OBJECTIVE: Extract all lines in the data that contain the word "Kingdom".

* BEGIN RECORDS FOR THE TASK *

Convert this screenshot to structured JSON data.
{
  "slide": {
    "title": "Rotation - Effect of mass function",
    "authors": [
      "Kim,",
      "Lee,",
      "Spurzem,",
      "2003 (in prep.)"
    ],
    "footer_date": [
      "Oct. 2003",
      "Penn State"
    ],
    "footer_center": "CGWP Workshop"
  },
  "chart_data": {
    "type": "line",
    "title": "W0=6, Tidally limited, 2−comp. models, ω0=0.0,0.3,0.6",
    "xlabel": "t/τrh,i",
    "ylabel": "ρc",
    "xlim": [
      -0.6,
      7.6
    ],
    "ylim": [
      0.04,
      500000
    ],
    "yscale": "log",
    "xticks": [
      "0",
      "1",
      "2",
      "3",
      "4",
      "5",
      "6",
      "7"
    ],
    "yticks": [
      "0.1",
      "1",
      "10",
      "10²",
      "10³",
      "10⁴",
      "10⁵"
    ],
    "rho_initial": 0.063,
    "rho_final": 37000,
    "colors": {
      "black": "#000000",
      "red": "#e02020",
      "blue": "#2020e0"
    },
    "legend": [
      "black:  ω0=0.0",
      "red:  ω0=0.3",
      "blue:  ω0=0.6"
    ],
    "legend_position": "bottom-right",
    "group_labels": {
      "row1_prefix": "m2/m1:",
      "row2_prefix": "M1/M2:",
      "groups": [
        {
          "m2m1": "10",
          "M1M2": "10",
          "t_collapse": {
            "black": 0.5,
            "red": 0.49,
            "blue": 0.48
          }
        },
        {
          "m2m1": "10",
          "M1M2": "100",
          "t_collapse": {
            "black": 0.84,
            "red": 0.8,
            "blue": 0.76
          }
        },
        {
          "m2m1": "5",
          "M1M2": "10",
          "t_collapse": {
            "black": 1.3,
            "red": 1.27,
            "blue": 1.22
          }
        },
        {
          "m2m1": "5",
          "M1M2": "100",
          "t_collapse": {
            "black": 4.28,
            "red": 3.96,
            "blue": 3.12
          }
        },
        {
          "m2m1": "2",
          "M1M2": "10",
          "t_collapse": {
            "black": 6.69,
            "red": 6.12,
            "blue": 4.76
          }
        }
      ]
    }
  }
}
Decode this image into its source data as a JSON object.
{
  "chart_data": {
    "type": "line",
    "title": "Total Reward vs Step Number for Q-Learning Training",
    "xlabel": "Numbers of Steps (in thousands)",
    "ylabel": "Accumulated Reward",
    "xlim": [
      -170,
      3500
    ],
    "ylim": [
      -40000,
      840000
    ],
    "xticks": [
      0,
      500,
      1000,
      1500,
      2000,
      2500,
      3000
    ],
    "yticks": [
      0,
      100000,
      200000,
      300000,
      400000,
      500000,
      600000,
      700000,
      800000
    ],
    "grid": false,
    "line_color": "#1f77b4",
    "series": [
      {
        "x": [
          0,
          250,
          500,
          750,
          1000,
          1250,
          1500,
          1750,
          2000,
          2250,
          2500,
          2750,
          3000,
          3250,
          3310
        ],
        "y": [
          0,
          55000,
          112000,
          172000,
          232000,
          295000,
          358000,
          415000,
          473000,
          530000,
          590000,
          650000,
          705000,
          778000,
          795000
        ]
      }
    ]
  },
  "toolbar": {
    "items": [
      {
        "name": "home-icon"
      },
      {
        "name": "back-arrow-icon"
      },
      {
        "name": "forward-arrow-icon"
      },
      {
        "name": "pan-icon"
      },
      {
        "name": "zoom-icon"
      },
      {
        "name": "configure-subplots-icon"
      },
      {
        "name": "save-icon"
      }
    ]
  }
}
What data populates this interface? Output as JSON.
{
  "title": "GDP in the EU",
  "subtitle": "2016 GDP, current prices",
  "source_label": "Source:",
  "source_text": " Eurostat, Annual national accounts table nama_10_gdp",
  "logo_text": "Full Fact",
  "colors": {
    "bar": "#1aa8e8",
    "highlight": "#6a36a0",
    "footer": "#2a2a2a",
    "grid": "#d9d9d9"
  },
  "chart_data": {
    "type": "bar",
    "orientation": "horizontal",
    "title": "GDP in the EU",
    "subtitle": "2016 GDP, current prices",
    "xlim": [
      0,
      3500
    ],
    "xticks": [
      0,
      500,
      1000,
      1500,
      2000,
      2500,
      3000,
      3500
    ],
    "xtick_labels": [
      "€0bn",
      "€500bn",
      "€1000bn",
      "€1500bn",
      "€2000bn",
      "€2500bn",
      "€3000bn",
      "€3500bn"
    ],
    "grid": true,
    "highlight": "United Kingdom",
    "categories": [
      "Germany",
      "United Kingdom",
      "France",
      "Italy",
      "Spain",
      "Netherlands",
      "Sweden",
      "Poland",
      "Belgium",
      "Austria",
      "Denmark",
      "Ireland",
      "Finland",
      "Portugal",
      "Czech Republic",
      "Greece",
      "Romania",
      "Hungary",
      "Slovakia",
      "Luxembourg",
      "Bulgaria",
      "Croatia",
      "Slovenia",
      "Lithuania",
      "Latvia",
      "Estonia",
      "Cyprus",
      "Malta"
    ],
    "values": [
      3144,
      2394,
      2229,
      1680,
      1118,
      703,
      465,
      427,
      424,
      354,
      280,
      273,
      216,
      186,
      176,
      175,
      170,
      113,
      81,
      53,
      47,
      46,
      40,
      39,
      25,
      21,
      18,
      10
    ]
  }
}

* END RECORDS FOR THE TASK *

PROBLEM SOLUTION:
    "highlight": "United Kingdom",
      "United Kingdom",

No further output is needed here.